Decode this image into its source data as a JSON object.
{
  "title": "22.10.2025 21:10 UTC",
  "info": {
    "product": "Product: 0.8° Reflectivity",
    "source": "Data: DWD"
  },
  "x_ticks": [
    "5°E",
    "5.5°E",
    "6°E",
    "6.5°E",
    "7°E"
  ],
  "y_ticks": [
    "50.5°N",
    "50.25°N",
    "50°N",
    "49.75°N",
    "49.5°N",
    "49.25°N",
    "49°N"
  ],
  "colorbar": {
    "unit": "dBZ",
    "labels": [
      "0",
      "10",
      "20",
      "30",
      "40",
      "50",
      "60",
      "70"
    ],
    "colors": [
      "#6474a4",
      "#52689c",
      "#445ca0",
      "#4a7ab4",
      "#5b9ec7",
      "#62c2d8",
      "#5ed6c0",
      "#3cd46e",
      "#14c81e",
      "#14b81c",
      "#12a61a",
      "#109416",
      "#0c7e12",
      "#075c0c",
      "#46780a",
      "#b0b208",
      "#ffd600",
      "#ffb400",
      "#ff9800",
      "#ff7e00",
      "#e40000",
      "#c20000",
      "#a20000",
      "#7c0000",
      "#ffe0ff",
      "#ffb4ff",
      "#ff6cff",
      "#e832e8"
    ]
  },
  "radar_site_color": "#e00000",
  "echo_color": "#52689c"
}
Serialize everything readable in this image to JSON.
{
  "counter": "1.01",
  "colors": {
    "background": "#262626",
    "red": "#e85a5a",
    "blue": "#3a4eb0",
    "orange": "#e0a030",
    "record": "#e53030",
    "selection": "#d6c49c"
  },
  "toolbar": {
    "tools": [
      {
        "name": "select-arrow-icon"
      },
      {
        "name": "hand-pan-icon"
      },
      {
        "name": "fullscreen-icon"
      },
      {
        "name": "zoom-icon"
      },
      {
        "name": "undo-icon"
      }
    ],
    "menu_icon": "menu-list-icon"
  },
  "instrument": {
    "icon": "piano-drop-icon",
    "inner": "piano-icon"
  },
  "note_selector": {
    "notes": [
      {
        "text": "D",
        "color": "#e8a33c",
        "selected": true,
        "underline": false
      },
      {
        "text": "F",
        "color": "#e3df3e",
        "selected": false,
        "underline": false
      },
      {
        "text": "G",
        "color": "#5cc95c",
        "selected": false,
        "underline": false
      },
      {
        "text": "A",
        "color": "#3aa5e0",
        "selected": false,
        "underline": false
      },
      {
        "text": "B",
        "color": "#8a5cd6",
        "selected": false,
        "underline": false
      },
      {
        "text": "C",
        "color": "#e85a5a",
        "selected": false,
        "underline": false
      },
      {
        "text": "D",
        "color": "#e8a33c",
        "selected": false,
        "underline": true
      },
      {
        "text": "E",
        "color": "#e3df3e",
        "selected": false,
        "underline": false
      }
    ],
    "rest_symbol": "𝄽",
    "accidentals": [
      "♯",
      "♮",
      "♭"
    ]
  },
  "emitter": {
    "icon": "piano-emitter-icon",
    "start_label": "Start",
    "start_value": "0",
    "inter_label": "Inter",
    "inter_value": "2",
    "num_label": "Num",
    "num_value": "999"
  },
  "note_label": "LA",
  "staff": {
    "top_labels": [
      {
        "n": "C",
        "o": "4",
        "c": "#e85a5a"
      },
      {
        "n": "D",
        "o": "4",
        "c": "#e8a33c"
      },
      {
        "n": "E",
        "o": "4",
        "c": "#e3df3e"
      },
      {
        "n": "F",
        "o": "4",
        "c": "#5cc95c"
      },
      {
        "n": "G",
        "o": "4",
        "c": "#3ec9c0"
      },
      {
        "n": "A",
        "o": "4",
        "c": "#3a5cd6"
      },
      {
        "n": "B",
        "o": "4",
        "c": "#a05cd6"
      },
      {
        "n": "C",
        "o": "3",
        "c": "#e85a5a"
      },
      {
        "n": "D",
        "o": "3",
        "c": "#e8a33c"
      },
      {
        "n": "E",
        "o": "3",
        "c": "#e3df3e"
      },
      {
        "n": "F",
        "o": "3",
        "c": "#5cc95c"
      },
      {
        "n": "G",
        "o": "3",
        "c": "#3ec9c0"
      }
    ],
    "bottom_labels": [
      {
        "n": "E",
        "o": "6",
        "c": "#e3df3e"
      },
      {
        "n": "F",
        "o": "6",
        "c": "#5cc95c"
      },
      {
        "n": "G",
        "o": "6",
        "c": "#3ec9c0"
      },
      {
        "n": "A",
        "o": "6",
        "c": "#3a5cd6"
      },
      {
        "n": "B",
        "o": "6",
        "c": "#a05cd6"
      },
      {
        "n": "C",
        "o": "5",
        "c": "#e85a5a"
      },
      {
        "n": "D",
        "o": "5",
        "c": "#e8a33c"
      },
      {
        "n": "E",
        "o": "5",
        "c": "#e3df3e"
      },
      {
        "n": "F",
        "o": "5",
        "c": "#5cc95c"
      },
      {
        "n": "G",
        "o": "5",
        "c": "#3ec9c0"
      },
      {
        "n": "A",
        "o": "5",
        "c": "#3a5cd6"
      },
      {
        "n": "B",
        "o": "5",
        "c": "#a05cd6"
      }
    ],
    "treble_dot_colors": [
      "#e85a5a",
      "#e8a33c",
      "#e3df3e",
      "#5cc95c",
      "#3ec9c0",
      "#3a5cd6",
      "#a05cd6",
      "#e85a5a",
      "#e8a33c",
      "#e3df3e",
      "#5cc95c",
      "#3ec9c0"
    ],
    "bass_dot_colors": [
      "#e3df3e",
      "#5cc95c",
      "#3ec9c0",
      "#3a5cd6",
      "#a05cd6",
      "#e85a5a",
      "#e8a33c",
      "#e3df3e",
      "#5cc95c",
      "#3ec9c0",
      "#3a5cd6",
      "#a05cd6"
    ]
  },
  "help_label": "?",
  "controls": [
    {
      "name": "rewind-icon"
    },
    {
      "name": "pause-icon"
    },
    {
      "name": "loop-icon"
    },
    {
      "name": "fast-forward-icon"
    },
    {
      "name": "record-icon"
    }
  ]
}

■ **AIM OF THE EXERCISE**:
Take the listing above and write it out again exactly.

■ **EXERCISE OUTPUT**:
Decode this image into its source data as a JSON object.
{
  "title": "22.10.2025 21:10 UTC",
  "info": {
    "product": "Product: 0.8° Reflectivity",
    "source": "Data: DWD"
  },
  "x_ticks": [
    "5°E",
    "5.5°E",
    "6°E",
    "6.5°E",
    "7°E"
  ],
  "y_ticks": [
    "50.5°N",
    "50.25°N",
    "50°N",
    "49.75°N",
    "49.5°N",
    "49.25°N",
    "49°N"
  ],
  "colorbar": {
    "unit": "dBZ",
    "labels": [
      "0",
      "10",
      "20",
      "30",
      "40",
      "50",
      "60",
      "70"
    ],
    "colors": [
      "#6474a4",
      "#52689c",
      "#445ca0",
      "#4a7ab4",
      "#5b9ec7",
      "#62c2d8",
      "#5ed6c0",
      "#3cd46e",
      "#14c81e",
      "#14b81c",
      "#12a61a",
      "#109416",
      "#0c7e12",
      "#075c0c",
      "#46780a",
      "#b0b208",
      "#ffd600",
      "#ffb400",
      "#ff9800",
      "#ff7e00",
      "#e40000",
      "#c20000",
      "#a20000",
      "#7c0000",
      "#ffe0ff",
      "#ffb4ff",
      "#ff6cff",
      "#e832e8"
    ]
  },
  "radar_site_color": "#e00000",
  "echo_color": "#52689c"
}
Serialize everything readable in this image to JSON.
{
  "counter": "1.01",
  "colors": {
    "background": "#262626",
    "red": "#e85a5a",
    "blue": "#3a4eb0",
    "orange": "#e0a030",
    "record": "#e53030",
    "selection": "#d6c49c"
  },
  "toolbar": {
    "tools": [
      {
        "name": "select-arrow-icon"
      },
      {
        "name": "hand-pan-icon"
      },
      {
        "name": "fullscreen-icon"
      },
      {
        "name": "zoom-icon"
      },
      {
        "name": "undo-icon"
      }
    ],
    "menu_icon": "menu-list-icon"
  },
  "instrument": {
    "icon": "piano-drop-icon",
    "inner": "piano-icon"
  },
  "note_selector": {
    "notes": [
      {
        "text": "D",
        "color": "#e8a33c",
        "selected": true,
        "underline": false
      },
      {
        "text": "F",
        "color": "#e3df3e",
        "selected": false,
        "underline": false
      },
      {
        "text": "G",
        "color": "#5cc95c",
        "selected": false,
        "underline": false
      },
      {
        "text": "A",
        "color": "#3aa5e0",
        "selected": false,
        "underline": false
      },
      {
        "text": "B",
        "color": "#8a5cd6",
        "selected": false,
        "underline": false
      },
      {
        "text": "C",
        "color": "#e85a5a",
        "selected": false,
        "underline": false
      },
      {
        "text": "D",
        "color": "#e8a33c",
        "selected": false,
        "underline": true
      },
      {
        "text": "E",
        "color": "#e3df3e",
        "selected": false,
        "underline": false
      }
    ],
    "rest_symbol": "𝄽",
    "accidentals": [
      "♯",
      "♮",
      "♭"
    ]
  },
  "emitter": {
    "icon": "piano-emitter-icon",
    "start_label": "Start",
    "start_value": "0",
    "inter_label": "Inter",
    "inter_value": "2",
    "num_label": "Num",
    "num_value": "999"
  },
  "note_label": "LA",
  "staff": {
    "top_labels": [
      {
        "n": "C",
        "o": "4",
        "c": "#e85a5a"
      },
      {
        "n": "D",
        "o": "4",
        "c": "#e8a33c"
      },
      {
        "n": "E",
        "o": "4",
        "c": "#e3df3e"
      },
      {
        "n": "F",
        "o": "4",
        "c": "#5cc95c"
      },
      {
        "n": "G",
        "o": "4",
        "c": "#3ec9c0"
      },
      {
        "n": "A",
        "o": "4",
        "c": "#3a5cd6"
      },
      {
        "n": "B",
        "o": "4",
        "c": "#a05cd6"
      },
      {
        "n": "C",
        "o": "3",
        "c": "#e85a5a"
      },
      {
        "n": "D",
        "o": "3",
        "c": "#e8a33c"
      },
      {
        "n": "E",
        "o": "3",
        "c": "#e3df3e"
      },
      {
        "n": "F",
        "o": "3",
        "c": "#5cc95c"
      },
      {
        "n": "G",
        "o": "3",
        "c": "#3ec9c0"
      }
    ],
    "bottom_labels": [
      {
        "n": "E",
        "o": "6",
        "c": "#e3df3e"
      },
      {
        "n": "F",
        "o": "6",
        "c": "#5cc95c"
      },
      {
        "n": "G",
        "o": "6",
        "c": "#3ec9c0"
      },
      {
        "n": "A",
        "o": "6",
        "c": "#3a5cd6"
      },
      {
        "n": "B",
        "o": "6",
        "c": "#a05cd6"
      },
      {
        "n": "C",
        "o": "5",
        "c": "#e85a5a"
      },
      {
        "n": "D",
        "o": "5",
        "c": "#e8a33c"
      },
      {
        "n": "E",
        "o": "5",
        "c": "#e3df3e"
      },
      {
        "n": "F",
        "o": "5",
        "c": "#5cc95c"
      },
      {
        "n": "G",
        "o": "5",
        "c": "#3ec9c0"
      },
      {
        "n": "A",
        "o": "5",
        "c": "#3a5cd6"
      },
      {
        "n": "B",
        "o": "5",
        "c": "#a05cd6"
      }
    ],
    "treble_dot_colors": [
      "#e85a5a",
      "#e8a33c",
      "#e3df3e",
      "#5cc95c",
      "#3ec9c0",
      "#3a5cd6",
      "#a05cd6",
      "#e85a5a",
      "#e8a33c",
      "#e3df3e",
      "#5cc95c",
      "#3ec9c0"
    ],
    "bass_dot_colors": [
      "#e3df3e",
      "#5cc95c",
      "#3ec9c0",
      "#3a5cd6",
      "#a05cd6",
      "#e85a5a",
      "#e8a33c",
      "#e3df3e",
      "#5cc95c",
      "#3ec9c0",
      "#3a5cd6",
      "#a05cd6"
    ]
  },
  "help_label": "?",
  "controls": [
    {
      "name": "rewind-icon"
    },
    {
      "name": "pause-icon"
    },
    {
      "name": "loop-icon"
    },
    {
      "name": "fast-forward-icon"
    },
    {
      "name": "record-icon"
    }
  ]
}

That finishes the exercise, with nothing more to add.